Task statement ::
Return the complete listing that follows, with each line reproduced exactly.

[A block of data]
»»

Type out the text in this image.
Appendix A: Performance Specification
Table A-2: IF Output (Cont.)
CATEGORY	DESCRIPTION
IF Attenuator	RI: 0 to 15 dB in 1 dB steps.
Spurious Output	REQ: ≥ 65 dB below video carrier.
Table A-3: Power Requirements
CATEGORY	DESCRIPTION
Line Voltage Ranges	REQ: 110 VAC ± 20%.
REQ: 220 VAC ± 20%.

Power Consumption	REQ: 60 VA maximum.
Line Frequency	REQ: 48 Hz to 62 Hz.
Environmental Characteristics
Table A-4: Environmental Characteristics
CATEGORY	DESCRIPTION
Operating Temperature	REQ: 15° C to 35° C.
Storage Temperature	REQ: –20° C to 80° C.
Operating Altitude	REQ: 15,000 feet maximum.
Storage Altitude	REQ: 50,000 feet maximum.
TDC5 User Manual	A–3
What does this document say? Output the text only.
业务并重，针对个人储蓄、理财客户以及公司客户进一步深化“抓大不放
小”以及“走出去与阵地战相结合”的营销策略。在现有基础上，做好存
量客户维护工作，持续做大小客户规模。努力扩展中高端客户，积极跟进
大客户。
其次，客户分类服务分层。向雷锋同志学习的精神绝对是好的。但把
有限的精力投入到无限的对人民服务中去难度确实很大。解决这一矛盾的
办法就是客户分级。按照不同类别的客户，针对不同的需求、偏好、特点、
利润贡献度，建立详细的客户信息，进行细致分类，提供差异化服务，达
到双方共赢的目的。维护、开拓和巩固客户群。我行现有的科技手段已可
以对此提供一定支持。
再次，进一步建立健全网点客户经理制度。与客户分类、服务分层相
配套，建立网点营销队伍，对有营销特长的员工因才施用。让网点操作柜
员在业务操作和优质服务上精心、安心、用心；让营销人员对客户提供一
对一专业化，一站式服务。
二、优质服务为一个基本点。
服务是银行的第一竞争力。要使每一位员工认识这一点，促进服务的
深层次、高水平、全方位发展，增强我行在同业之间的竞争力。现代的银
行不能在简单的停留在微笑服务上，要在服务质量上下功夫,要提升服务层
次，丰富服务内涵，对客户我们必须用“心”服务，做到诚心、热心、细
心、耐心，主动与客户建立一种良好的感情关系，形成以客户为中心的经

««

Written response ::
Type out the text in this image.
Appendix A: Performance Specification
Table A-2: IF Output (Cont.)
CATEGORY	DESCRIPTION
IF Attenuator	RI: 0 to 15 dB in 1 dB steps.
Spurious Output	REQ: ≥ 65 dB below video carrier.
Table A-3: Power Requirements
CATEGORY	DESCRIPTION
Line Voltage Ranges	REQ: 110 VAC ± 20%.
REQ: 220 VAC ± 20%.

Power Consumption	REQ: 60 VA maximum.
Line Frequency	REQ: 48 Hz to 62 Hz.
Environmental Characteristics
Table A-4: Environmental Characteristics
CATEGORY	DESCRIPTION
Operating Temperature	REQ: 15° C to 35° C.
Storage Temperature	REQ: –20° C to 80° C.
Operating Altitude	REQ: 15,000 feet maximum.
Storage Altitude	REQ: 50,000 feet maximum.
TDC5 User Manual	A–3
What does this document say? Output the text only.
业务并重，针对个人储蓄、理财客户以及公司客户进一步深化“抓大不放
小”以及“走出去与阵地战相结合”的营销策略。在现有基础上，做好存
量客户维护工作，持续做大小客户规模。努力扩展中高端客户，积极跟进
大客户。
其次，客户分类服务分层。向雷锋同志学习的精神绝对是好的。但把
有限的精力投入到无限的对人民服务中去难度确实很大。解决这一矛盾的
办法就是客户分级。按照不同类别的客户，针对不同的需求、偏好、特点、
利润贡献度，建立详细的客户信息，进行细致分类，提供差异化服务，达
到双方共赢的目的。维护、开拓和巩固客户群。我行现有的科技手段已可
以对此提供一定支持。
再次，进一步建立健全网点客户经理制度。与客户分类、服务分层相
配套，建立网点营销队伍，对有营销特长的员工因才施用。让网点操作柜
员在业务操作和优质服务上精心、安心、用心；让营销人员对客户提供一
对一专业化，一站式服务。
二、优质服务为一个基本点。
服务是银行的第一竞争力。要使每一位员工认识这一点，促进服务的
深层次、高水平、全方位发展，增强我行在同业之间的竞争力。现代的银
行不能在简单的停留在微笑服务上，要在服务质量上下功夫,要提升服务层
次，丰富服务内涵，对客户我们必须用“心”服务，做到诚心、热心、细
心、耐心，主动与客户建立一种良好的感情关系，形成以客户为中心的经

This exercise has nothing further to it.